-- Information supplied --

============

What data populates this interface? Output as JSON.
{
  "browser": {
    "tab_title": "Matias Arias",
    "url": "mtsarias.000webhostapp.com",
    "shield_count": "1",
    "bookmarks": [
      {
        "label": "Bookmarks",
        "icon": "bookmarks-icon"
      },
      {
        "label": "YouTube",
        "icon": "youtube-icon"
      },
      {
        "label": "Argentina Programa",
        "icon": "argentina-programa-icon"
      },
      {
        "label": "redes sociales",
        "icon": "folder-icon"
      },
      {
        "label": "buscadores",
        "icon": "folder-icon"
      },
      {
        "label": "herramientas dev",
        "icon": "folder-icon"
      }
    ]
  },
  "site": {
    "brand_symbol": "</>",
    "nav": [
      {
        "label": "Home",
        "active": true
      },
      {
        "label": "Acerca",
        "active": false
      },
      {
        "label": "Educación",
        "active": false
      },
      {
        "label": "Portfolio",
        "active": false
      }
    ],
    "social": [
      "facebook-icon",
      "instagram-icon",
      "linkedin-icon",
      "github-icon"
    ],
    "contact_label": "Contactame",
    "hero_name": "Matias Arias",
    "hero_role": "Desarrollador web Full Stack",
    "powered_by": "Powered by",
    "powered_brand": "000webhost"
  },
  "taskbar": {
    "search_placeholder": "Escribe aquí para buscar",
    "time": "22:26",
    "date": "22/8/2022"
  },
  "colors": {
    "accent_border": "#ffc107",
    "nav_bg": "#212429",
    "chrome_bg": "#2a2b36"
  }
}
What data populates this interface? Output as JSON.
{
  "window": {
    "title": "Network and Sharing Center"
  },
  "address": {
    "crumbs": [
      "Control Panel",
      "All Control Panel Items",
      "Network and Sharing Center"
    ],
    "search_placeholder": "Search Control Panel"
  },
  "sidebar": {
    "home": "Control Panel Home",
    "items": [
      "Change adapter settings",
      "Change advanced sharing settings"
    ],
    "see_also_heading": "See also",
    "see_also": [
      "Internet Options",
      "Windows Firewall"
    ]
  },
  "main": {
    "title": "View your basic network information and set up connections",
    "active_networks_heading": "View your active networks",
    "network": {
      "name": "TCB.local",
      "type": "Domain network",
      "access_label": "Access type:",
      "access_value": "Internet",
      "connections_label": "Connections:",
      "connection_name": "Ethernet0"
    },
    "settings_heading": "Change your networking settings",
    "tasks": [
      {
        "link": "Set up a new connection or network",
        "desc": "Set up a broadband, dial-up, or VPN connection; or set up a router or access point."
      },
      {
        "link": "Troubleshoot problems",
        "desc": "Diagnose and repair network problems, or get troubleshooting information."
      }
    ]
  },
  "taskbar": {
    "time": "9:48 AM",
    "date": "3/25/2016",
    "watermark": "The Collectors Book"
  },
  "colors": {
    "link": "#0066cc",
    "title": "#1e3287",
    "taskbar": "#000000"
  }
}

============

-- What you have to do --
Write out the full listing exactly as given.

-- Response to the task --
What data populates this interface? Output as JSON.
{
  "browser": {
    "tab_title": "Matias Arias",
    "url": "mtsarias.000webhostapp.com",
    "shield_count": "1",
    "bookmarks": [
      {
        "label": "Bookmarks",
        "icon": "bookmarks-icon"
      },
      {
        "label": "YouTube",
        "icon": "youtube-icon"
      },
      {
        "label": "Argentina Programa",
        "icon": "argentina-programa-icon"
      },
      {
        "label": "redes sociales",
        "icon": "folder-icon"
      },
      {
        "label": "buscadores",
        "icon": "folder-icon"
      },
      {
        "label": "herramientas dev",
        "icon": "folder-icon"
      }
    ]
  },
  "site": {
    "brand_symbol": "</>",
    "nav": [
      {
        "label": "Home",
        "active": true
      },
      {
        "label": "Acerca",
        "active": false
      },
      {
        "label": "Educación",
        "active": false
      },
      {
        "label": "Portfolio",
        "active": false
      }
    ],
    "social": [
      "facebook-icon",
      "instagram-icon",
      "linkedin-icon",
      "github-icon"
    ],
    "contact_label": "Contactame",
    "hero_name": "Matias Arias",
    "hero_role": "Desarrollador web Full Stack",
    "powered_by": "Powered by",
    "powered_brand": "000webhost"
  },
  "taskbar": {
    "search_placeholder": "Escribe aquí para buscar",
    "time": "22:26",
    "date": "22/8/2022"
  },
  "colors": {
    "accent_border": "#ffc107",
    "nav_bg": "#212429",
    "chrome_bg": "#2a2b36"
  }
}
What data populates this interface? Output as JSON.
{
  "window": {
    "title": "Network and Sharing Center"
  },
  "address": {
    "crumbs": [
      "Control Panel",
      "All Control Panel Items",
      "Network and Sharing Center"
    ],
    "search_placeholder": "Search Control Panel"
  },
  "sidebar": {
    "home": "Control Panel Home",
    "items": [
      "Change adapter settings",
      "Change advanced sharing settings"
    ],
    "see_also_heading": "See also",
    "see_also": [
      "Internet Options",
      "Windows Firewall"
    ]
  },
  "main": {
    "title": "View your basic network information and set up connections",
    "active_networks_heading": "View your active networks",
    "network": {
      "name": "TCB.local",
      "type": "Domain network",
      "access_label": "Access type:",
      "access_value": "Internet",
      "connections_label": "Connections:",
      "connection_name": "Ethernet0"
    },
    "settings_heading": "Change your networking settings",
    "tasks": [
      {
        "link": "Set up a new connection or network",
        "desc": "Set up a broadband, dial-up, or VPN connection; or set up a router or access point."
      },
      {
        "link": "Troubleshoot problems",
        "desc": "Diagnose and repair network problems, or get troubleshooting information."
      }
    ]
  },
  "taskbar": {
    "time": "9:48 AM",
    "date": "3/25/2016",
    "watermark": "The Collectors Book"
  },
  "colors": {
    "link": "#0066cc",
    "title": "#1e3287",
    "taskbar": "#000000"
  }
}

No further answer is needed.